Rows from a dataset
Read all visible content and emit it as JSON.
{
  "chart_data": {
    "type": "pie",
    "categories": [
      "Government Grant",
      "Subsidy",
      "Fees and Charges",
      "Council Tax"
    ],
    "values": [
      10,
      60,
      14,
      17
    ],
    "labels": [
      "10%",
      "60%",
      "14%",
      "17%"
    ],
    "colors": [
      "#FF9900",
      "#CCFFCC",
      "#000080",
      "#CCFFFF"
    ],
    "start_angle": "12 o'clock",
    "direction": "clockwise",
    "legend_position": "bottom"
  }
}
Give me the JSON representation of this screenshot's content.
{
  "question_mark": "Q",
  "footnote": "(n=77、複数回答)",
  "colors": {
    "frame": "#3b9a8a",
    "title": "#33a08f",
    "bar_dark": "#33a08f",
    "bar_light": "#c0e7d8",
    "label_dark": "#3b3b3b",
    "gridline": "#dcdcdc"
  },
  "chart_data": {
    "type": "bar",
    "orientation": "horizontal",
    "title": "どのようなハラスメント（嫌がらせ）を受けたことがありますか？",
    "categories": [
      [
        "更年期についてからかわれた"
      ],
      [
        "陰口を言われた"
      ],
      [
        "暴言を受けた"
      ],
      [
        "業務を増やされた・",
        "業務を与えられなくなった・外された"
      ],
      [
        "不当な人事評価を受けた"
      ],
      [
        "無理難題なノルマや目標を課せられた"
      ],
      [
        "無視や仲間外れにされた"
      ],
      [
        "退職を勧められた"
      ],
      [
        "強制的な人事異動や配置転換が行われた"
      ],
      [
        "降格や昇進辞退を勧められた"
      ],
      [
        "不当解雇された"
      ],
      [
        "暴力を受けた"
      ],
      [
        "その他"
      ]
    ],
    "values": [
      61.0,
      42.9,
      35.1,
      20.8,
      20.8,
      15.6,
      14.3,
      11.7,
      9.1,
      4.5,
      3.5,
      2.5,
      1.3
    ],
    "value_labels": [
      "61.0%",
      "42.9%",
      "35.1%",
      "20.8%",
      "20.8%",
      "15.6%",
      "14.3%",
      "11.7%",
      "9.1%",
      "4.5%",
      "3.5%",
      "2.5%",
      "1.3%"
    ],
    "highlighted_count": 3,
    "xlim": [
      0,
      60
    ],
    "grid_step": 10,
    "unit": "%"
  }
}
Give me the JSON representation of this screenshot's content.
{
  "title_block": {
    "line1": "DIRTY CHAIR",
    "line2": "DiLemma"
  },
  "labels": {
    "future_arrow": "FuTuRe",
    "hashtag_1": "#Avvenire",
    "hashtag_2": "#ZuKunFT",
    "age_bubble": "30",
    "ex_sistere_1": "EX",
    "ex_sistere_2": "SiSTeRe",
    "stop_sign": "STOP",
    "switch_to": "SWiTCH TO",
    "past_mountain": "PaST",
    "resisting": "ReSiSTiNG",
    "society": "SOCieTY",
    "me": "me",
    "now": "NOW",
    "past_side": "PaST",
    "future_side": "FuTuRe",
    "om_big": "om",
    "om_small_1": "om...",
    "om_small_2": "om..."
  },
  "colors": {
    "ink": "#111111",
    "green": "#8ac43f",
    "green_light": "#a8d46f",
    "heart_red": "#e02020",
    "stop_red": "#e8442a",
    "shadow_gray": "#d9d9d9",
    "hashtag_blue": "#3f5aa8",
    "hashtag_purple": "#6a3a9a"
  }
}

(TASK DIRECTIONS) Quote all of the entries verbatim.

(COMPLETE RESPONSE)
Read all visible content and emit it as JSON.
{
  "chart_data": {
    "type": "pie",
    "categories": [
      "Government Grant",
      "Subsidy",
      "Fees and Charges",
      "Council Tax"
    ],
    "values": [
      10,
      60,
      14,
      17
    ],
    "labels": [
      "10%",
      "60%",
      "14%",
      "17%"
    ],
    "colors": [
      "#FF9900",
      "#CCFFCC",
      "#000080",
      "#CCFFFF"
    ],
    "start_angle": "12 o'clock",
    "direction": "clockwise",
    "legend_position": "bottom"
  }
}
Give me the JSON representation of this screenshot's content.
{
  "question_mark": "Q",
  "footnote": "(n=77、複数回答)",
  "colors": {
    "frame": "#3b9a8a",
    "title": "#33a08f",
    "bar_dark": "#33a08f",
    "bar_light": "#c0e7d8",
    "label_dark": "#3b3b3b",
    "gridline": "#dcdcdc"
  },
  "chart_data": {
    "type": "bar",
    "orientation": "horizontal",
    "title": "どのようなハラスメント（嫌がらせ）を受けたことがありますか？",
    "categories": [
      [
        "更年期についてからかわれた"
      ],
      [
        "陰口を言われた"
      ],
      [
        "暴言を受けた"
      ],
      [
        "業務を増やされた・",
        "業務を与えられなくなった・外された"
      ],
      [
        "不当な人事評価を受けた"
      ],
      [
        "無理難題なノルマや目標を課せられた"
      ],
      [
        "無視や仲間外れにされた"
      ],
      [
        "退職を勧められた"
      ],
      [
        "強制的な人事異動や配置転換が行われた"
      ],
      [
        "降格や昇進辞退を勧められた"
      ],
      [
        "不当解雇された"
      ],
      [
        "暴力を受けた"
      ],
      [
        "その他"
      ]
    ],
    "values": [
      61.0,
      42.9,
      35.1,
      20.8,
      20.8,
      15.6,
      14.3,
      11.7,
      9.1,
      4.5,
      3.5,
      2.5,
      1.3
    ],
    "value_labels": [
      "61.0%",
      "42.9%",
      "35.1%",
      "20.8%",
      "20.8%",
      "15.6%",
      "14.3%",
      "11.7%",
      "9.1%",
      "4.5%",
      "3.5%",
      "2.5%",
      "1.3%"
    ],
    "highlighted_count": 3,
    "xlim": [
      0,
      60
    ],
    "grid_step": 10,
    "unit": "%"
  }
}
Give me the JSON representation of this screenshot's content.
{
  "title_block": {
    "line1": "DIRTY CHAIR",
    "line2": "DiLemma"
  },
  "labels": {
    "future_arrow": "FuTuRe",
    "hashtag_1": "#Avvenire",
    "hashtag_2": "#ZuKunFT",
    "age_bubble": "30",
    "ex_sistere_1": "EX",
    "ex_sistere_2": "SiSTeRe",
    "stop_sign": "STOP",
    "switch_to": "SWiTCH TO",
    "past_mountain": "PaST",
    "resisting": "ReSiSTiNG",
    "society": "SOCieTY",
    "me": "me",
    "now": "NOW",
    "past_side": "PaST",
    "future_side": "FuTuRe",
    "om_big": "om",
    "om_small_1": "om...",
    "om_small_2": "om..."
  },
  "colors": {
    "ink": "#111111",
    "green": "#8ac43f",
    "green_light": "#a8d46f",
    "heart_red": "#e02020",
    "stop_red": "#e8442a",
    "shadow_gray": "#d9d9d9",
    "hashtag_blue": "#3f5aa8",
    "hashtag_purple": "#6a3a9a"
  }
}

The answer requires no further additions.